## Challenge
Below are some entries. Copy each line that holds the string "China".

## Source data
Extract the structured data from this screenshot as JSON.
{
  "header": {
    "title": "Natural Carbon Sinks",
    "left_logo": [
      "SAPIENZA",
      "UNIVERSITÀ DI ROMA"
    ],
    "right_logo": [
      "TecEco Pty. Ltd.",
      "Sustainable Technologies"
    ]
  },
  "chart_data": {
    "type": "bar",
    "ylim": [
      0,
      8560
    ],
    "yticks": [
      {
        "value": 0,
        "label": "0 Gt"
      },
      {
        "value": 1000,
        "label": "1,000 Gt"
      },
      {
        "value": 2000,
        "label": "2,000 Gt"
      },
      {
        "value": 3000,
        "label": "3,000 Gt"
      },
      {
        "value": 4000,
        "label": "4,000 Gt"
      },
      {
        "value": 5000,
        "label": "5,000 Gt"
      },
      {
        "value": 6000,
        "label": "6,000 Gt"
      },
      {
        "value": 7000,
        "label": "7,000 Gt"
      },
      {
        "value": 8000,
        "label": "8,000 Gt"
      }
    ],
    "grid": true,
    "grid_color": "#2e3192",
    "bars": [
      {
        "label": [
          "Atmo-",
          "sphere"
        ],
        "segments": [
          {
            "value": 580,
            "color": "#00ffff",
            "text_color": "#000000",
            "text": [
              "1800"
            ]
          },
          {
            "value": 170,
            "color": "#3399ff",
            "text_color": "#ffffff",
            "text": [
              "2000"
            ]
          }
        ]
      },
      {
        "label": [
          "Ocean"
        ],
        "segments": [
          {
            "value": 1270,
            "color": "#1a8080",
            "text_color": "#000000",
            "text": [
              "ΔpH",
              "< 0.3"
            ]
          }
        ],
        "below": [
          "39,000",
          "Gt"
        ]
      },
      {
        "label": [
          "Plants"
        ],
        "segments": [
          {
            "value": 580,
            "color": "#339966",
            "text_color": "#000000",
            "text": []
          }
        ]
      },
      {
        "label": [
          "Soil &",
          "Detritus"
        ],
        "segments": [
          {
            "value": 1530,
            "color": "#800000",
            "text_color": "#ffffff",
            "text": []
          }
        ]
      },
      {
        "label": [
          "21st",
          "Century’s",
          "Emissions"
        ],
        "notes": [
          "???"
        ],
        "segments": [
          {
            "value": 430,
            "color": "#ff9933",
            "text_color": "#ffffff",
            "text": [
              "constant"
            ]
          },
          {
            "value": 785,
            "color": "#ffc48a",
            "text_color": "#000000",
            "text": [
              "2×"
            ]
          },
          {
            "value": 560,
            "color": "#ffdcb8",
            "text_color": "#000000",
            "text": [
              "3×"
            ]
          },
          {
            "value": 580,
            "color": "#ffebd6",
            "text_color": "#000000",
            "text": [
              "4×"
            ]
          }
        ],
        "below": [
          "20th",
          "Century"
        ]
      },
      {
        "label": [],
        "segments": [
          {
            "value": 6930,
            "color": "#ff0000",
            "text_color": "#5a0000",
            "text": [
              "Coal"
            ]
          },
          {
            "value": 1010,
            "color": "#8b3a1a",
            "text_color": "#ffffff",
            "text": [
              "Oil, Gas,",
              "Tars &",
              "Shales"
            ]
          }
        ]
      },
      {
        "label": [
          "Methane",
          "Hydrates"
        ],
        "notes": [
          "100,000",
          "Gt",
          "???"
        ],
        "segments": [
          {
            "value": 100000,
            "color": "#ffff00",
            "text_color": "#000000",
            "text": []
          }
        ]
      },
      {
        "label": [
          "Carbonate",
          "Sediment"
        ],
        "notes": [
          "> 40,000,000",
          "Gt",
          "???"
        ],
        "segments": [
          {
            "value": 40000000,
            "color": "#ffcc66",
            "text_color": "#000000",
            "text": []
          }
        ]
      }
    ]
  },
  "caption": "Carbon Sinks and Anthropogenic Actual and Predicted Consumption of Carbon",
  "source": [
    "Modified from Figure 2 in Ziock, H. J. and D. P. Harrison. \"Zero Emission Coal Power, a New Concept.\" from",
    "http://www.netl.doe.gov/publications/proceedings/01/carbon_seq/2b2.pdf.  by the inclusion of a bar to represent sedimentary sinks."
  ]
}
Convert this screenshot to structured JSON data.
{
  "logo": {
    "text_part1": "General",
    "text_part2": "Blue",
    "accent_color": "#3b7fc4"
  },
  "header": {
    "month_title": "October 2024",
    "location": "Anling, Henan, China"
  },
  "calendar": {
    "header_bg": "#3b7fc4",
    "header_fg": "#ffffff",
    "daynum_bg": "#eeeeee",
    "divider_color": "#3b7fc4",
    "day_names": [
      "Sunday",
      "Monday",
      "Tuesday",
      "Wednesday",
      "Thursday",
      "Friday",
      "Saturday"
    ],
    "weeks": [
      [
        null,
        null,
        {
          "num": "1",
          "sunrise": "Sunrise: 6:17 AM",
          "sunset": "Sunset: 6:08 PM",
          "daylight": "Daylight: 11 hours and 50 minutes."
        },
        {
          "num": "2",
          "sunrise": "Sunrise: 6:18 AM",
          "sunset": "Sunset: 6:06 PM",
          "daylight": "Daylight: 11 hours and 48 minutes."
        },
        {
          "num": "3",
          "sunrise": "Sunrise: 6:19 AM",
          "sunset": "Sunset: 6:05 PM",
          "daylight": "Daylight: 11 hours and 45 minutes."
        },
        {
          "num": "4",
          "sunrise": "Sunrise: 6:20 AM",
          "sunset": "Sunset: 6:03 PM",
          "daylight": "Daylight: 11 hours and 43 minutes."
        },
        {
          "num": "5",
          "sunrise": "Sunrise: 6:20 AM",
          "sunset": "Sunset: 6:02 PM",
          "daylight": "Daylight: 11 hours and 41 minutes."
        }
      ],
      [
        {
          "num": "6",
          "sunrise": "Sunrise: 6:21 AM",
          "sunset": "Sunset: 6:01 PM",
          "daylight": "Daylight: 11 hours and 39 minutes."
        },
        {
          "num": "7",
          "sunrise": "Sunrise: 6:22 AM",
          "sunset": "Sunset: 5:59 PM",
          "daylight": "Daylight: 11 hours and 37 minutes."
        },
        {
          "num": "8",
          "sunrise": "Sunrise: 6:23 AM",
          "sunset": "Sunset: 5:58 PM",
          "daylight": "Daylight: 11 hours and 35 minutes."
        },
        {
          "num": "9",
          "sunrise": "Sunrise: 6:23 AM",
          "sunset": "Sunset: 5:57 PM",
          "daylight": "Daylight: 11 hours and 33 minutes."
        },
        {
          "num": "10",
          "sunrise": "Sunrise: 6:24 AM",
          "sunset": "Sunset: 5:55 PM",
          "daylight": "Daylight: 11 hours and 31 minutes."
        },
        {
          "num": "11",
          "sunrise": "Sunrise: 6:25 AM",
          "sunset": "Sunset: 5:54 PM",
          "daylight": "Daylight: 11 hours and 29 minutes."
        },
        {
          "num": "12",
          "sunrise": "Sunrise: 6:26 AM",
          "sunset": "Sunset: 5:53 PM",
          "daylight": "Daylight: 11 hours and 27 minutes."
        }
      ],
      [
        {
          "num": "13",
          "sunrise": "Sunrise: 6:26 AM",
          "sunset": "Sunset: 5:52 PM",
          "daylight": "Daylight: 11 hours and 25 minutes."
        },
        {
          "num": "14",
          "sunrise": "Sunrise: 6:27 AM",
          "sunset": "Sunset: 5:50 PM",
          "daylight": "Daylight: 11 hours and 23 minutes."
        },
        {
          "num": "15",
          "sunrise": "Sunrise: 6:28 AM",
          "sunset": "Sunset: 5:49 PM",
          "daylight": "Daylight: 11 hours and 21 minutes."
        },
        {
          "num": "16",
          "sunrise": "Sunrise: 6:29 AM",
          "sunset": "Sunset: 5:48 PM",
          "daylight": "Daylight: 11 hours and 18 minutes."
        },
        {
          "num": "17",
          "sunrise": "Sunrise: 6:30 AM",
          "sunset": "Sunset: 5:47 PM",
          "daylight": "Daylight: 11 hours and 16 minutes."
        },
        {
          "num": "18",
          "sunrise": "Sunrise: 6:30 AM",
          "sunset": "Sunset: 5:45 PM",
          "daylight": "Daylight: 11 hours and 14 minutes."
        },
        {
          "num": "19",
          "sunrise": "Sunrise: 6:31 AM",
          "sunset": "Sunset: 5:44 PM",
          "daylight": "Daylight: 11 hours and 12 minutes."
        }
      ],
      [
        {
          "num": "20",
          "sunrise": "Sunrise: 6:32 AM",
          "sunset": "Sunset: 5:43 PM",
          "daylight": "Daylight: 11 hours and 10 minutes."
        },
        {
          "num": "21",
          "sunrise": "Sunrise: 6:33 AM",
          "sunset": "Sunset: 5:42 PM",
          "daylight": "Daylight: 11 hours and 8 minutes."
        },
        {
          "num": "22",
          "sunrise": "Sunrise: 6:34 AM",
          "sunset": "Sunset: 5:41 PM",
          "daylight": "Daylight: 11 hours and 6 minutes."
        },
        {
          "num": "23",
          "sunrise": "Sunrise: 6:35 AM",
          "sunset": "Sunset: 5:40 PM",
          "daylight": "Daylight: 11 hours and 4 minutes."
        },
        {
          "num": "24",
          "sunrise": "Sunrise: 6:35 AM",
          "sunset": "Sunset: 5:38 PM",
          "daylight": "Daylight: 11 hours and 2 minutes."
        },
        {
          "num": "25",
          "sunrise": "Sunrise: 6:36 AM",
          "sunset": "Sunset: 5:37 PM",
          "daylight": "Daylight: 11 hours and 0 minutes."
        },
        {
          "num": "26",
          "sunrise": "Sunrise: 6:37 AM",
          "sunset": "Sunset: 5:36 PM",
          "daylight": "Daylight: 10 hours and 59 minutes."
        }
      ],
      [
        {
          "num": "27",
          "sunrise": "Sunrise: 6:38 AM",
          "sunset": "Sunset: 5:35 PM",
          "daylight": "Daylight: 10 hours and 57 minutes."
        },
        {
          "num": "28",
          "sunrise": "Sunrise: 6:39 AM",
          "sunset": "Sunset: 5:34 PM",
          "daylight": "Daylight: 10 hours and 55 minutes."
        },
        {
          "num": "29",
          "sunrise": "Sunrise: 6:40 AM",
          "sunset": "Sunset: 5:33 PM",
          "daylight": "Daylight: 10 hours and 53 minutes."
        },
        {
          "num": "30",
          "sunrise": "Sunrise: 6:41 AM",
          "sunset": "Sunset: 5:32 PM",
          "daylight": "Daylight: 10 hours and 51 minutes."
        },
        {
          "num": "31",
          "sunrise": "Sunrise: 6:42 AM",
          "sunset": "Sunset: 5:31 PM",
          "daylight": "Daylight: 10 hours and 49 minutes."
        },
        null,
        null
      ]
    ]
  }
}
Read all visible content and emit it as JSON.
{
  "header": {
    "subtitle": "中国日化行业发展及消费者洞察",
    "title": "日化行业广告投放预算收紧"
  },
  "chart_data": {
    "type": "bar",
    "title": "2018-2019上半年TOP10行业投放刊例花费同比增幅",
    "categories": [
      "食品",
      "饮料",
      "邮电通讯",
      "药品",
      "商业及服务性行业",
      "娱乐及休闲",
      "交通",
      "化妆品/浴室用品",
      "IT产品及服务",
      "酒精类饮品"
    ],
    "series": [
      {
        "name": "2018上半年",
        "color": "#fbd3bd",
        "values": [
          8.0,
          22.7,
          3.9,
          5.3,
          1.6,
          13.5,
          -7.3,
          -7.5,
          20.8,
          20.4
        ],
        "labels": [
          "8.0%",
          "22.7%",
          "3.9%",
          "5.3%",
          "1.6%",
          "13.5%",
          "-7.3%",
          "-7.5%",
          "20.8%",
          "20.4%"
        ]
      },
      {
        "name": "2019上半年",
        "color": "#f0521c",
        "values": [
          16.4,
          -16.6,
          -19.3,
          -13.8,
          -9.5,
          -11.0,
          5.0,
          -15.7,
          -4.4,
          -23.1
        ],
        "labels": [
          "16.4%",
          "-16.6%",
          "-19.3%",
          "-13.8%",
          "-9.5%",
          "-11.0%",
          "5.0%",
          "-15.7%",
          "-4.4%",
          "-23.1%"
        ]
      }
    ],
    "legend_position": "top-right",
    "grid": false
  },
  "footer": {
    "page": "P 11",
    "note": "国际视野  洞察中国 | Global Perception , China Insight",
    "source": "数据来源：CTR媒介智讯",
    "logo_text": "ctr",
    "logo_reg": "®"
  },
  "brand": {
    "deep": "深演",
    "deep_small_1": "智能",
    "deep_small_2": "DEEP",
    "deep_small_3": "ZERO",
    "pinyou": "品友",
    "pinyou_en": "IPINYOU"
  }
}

## Solved problem
    "location": "Anling, Henan, China"
    "note": "国际视野  洞察中国 | Global Perception , China Insight",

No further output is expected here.